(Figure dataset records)
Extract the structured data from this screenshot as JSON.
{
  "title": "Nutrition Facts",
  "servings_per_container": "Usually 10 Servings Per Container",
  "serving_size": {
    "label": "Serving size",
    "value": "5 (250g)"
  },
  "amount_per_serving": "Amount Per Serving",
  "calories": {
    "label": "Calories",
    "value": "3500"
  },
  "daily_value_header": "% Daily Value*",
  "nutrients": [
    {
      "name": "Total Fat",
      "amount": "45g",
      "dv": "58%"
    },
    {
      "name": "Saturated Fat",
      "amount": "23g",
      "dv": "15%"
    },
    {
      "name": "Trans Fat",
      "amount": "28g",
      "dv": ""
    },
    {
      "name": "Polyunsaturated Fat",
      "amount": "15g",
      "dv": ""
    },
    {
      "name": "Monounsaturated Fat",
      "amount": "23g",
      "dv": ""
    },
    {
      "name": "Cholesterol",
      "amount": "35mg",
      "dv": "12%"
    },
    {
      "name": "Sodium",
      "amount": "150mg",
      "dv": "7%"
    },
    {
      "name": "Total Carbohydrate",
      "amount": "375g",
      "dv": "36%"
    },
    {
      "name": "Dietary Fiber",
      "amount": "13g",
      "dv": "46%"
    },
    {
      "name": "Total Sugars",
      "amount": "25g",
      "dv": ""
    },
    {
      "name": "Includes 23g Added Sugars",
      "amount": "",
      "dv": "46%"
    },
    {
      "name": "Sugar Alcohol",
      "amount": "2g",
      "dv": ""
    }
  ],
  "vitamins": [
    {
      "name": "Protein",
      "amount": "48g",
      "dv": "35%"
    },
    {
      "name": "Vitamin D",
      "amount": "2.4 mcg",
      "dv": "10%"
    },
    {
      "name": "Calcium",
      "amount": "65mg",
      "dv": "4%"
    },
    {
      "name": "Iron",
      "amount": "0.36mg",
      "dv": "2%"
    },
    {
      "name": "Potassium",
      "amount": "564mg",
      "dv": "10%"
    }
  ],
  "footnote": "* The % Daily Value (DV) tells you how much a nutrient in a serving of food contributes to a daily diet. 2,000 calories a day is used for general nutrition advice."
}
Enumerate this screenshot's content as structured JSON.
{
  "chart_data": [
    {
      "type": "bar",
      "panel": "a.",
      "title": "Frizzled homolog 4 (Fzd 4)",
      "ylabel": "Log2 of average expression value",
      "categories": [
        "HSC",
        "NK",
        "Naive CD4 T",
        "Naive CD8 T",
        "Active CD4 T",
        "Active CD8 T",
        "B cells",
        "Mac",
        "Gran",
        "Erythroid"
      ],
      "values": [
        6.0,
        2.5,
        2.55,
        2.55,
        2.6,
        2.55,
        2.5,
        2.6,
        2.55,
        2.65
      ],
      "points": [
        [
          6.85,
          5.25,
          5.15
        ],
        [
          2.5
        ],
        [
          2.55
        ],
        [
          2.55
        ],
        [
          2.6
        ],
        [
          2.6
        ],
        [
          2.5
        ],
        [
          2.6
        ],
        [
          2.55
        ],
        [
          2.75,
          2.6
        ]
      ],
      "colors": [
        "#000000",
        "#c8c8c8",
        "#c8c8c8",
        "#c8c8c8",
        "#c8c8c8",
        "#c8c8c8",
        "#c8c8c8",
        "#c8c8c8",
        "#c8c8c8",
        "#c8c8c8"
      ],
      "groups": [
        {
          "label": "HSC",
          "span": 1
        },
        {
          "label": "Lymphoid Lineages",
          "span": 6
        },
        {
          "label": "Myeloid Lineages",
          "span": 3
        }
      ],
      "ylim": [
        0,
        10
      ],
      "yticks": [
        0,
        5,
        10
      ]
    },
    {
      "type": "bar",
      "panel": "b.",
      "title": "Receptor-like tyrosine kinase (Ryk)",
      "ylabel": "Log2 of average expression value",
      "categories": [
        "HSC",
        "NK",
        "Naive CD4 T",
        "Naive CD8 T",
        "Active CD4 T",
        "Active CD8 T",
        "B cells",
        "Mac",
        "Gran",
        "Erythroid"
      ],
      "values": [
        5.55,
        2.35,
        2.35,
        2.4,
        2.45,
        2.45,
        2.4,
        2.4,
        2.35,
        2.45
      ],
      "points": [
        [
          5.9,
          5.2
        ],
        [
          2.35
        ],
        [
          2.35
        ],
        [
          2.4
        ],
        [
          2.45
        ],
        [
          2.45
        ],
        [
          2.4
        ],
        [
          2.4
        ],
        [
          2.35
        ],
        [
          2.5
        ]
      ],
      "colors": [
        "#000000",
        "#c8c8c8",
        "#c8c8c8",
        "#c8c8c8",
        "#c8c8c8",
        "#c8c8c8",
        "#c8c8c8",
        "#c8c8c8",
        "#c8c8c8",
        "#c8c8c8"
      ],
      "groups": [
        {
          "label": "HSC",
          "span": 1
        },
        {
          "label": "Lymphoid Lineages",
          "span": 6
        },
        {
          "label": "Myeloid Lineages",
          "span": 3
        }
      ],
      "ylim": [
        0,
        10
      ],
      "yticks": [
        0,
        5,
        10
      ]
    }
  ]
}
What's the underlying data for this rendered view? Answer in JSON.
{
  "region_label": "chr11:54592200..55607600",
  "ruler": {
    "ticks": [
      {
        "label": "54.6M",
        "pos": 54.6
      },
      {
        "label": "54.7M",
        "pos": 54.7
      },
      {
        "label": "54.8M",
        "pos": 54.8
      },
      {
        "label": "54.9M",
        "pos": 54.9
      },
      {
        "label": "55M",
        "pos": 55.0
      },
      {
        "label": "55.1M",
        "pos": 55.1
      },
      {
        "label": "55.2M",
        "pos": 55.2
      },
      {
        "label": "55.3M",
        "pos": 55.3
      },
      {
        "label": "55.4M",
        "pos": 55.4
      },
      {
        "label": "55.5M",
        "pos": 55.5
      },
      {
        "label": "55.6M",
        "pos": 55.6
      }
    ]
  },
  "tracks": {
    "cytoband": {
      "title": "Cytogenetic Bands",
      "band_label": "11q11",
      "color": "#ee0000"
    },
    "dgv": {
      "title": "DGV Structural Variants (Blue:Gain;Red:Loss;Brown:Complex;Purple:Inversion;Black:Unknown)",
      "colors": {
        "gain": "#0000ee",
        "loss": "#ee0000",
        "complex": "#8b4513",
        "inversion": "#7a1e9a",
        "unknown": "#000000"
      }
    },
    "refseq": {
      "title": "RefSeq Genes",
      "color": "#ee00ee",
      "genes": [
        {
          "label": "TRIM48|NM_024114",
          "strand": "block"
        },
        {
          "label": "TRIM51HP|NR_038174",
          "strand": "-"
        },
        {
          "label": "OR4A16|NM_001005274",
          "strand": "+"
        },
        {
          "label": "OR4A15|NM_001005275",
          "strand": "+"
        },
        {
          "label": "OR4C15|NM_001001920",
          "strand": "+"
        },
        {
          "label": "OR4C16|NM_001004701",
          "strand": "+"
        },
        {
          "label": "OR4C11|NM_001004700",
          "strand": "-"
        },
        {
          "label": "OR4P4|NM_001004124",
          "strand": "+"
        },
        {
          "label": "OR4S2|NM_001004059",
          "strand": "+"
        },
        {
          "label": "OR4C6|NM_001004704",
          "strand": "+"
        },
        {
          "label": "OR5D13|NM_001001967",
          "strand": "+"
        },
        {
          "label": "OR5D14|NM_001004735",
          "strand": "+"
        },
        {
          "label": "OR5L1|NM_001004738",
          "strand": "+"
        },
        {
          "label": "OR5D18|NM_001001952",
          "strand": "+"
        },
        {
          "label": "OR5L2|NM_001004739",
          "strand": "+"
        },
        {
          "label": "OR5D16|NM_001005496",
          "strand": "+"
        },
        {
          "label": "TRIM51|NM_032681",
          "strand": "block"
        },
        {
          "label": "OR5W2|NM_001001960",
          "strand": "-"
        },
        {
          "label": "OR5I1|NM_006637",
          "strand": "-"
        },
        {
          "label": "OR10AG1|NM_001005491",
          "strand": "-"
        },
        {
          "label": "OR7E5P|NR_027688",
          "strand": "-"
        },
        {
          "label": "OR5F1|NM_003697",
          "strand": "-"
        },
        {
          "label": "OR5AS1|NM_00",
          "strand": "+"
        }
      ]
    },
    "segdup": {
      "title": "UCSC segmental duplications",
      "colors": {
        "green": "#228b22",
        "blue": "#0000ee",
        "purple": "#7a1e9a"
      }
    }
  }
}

§ **Assigned task**: Among the entries above, which lines include "this"? List them all.

§ **Task response**:
Extract the structured data from this screenshot as JSON.
Enumerate this screenshot's content as structured JSON.
What's the underlying data for this rendered view? Answer in JSON.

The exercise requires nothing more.